▸ Dataset excerpts:
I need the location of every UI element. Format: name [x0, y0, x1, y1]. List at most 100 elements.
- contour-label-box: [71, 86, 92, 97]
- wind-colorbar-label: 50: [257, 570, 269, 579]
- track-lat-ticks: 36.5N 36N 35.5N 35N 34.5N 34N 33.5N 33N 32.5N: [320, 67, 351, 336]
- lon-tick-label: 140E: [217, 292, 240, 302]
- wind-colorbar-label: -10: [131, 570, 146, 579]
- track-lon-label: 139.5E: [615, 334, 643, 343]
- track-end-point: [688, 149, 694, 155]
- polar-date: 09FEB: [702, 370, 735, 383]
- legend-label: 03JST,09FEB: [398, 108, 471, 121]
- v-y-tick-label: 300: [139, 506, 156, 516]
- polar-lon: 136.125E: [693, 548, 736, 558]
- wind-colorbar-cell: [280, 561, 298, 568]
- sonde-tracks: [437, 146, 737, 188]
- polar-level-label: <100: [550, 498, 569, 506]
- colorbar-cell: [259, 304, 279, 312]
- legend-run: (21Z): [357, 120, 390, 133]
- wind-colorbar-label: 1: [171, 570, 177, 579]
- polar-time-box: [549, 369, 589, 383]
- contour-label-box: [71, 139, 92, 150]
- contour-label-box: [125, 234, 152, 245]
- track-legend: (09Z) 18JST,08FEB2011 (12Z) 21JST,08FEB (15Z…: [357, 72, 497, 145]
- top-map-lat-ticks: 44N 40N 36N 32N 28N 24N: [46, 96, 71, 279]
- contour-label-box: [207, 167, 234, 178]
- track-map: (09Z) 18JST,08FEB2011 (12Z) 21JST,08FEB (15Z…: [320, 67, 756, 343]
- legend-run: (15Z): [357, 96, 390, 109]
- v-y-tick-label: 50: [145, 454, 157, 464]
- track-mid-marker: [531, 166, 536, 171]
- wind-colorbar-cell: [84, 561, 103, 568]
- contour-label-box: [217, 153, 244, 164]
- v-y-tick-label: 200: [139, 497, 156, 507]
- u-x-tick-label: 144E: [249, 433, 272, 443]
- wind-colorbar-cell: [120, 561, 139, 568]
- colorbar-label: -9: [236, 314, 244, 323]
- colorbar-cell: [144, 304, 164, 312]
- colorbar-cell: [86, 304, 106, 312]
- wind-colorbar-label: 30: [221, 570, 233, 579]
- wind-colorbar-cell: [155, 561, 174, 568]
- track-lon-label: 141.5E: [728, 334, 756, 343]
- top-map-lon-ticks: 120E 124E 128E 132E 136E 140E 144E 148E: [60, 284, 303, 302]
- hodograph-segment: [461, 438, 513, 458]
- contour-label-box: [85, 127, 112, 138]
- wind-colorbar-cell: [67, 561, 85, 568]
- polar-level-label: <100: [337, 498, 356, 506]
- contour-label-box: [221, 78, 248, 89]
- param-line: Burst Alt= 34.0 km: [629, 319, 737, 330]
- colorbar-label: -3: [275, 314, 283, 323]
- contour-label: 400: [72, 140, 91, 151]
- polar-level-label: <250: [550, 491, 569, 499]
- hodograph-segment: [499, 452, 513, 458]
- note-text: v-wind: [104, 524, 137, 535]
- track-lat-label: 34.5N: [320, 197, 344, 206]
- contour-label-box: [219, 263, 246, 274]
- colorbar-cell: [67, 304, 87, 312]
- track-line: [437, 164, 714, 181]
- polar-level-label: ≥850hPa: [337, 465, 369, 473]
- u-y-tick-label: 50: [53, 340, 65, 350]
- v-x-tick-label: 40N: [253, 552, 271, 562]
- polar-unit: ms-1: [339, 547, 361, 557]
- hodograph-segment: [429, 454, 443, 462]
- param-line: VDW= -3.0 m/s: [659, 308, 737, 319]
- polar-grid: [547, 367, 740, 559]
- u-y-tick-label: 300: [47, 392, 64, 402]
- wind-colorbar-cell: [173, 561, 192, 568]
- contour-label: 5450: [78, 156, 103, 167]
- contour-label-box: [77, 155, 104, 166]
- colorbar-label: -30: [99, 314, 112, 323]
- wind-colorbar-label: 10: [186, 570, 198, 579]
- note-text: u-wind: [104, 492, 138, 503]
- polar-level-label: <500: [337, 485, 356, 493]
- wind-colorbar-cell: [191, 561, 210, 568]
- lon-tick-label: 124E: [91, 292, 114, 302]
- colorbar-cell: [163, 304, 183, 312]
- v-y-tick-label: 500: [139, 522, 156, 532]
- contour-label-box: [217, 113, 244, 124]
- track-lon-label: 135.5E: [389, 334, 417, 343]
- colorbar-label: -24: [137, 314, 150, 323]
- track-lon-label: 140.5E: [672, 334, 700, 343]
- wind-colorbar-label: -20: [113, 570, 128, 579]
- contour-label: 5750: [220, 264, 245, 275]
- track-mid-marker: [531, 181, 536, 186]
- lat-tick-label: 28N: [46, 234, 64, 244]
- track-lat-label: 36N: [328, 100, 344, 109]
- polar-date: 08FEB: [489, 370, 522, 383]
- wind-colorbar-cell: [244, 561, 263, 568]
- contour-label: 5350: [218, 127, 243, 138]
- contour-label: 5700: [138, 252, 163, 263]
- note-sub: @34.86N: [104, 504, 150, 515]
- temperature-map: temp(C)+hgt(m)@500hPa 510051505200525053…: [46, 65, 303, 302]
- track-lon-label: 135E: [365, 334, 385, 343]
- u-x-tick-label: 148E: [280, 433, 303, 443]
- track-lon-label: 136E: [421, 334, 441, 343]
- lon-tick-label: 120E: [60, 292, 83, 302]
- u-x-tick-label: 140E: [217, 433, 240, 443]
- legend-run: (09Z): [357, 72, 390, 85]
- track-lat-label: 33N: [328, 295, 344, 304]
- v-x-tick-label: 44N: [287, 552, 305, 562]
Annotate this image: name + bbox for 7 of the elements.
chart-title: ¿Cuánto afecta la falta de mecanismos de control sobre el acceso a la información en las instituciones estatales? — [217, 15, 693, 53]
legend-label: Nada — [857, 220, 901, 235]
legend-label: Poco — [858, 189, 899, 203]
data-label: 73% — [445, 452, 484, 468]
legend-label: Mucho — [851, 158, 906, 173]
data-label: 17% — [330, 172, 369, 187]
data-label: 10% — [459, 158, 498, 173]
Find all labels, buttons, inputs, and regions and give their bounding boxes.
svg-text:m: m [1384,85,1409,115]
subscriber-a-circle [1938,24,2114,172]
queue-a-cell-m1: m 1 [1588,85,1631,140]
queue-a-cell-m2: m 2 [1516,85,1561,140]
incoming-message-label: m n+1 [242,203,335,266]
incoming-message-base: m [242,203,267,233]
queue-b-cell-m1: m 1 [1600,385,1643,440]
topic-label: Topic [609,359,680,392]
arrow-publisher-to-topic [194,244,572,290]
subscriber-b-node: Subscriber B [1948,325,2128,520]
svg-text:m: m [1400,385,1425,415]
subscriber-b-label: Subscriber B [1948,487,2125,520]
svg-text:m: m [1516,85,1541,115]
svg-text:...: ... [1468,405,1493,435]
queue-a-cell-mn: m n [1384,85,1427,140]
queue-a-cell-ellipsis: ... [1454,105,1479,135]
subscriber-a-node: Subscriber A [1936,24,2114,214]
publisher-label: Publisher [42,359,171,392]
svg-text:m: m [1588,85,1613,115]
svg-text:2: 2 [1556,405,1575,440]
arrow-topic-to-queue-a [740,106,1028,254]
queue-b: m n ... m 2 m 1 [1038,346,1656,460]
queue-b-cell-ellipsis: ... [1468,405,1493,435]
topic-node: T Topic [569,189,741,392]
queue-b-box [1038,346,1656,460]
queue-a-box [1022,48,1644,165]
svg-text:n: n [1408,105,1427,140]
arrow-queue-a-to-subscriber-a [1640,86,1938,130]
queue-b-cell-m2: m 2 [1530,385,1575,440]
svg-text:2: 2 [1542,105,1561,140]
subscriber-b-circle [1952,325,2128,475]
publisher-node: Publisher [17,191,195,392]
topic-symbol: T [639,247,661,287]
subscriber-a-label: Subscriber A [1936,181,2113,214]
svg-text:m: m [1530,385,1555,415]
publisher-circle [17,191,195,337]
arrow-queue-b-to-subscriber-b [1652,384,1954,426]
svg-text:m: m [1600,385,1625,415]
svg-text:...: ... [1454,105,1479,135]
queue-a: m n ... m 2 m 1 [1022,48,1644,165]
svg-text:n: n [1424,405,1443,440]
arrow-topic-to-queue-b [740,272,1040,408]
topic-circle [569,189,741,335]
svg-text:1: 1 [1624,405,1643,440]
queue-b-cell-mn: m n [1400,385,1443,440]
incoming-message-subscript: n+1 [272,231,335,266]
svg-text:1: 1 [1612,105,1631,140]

▸ Work instructions: Format the lines of the data as a JSON list of strings, one string per line and blank lines omitted, beginning with the first line of the data and stopping after the line that contains "- legend-label: 03JST,09FEB: [398, 108, 471, 121]".

▸ Output for this exercise:
[
  "I need the location of every UI element. Format: name [x0, y0, x1, y1]. List at most 100 elements.",
  "- contour-label-box: [71, 86, 92, 97]",
  "- wind-colorbar-label: 50: [257, 570, 269, 579]",
  "- track-lat-ticks: 36.5N 36N 35.5N 35N 34.5N 34N 33.5N 33N 32.5N: [320, 67, 351, 336]",
  "- lon-tick-label: 140E: [217, 292, 240, 302]",
  "- wind-colorbar-label: -10: [131, 570, 146, 579]",
  "- track-lon-label: 139.5E: [615, 334, 643, 343]",
  "- track-end-point: [688, 149, 694, 155]",
  "- polar-date: 09FEB: [702, 370, 735, 383]",
  "- legend-label: 03JST,09FEB: [398, 108, 471, 121]"
]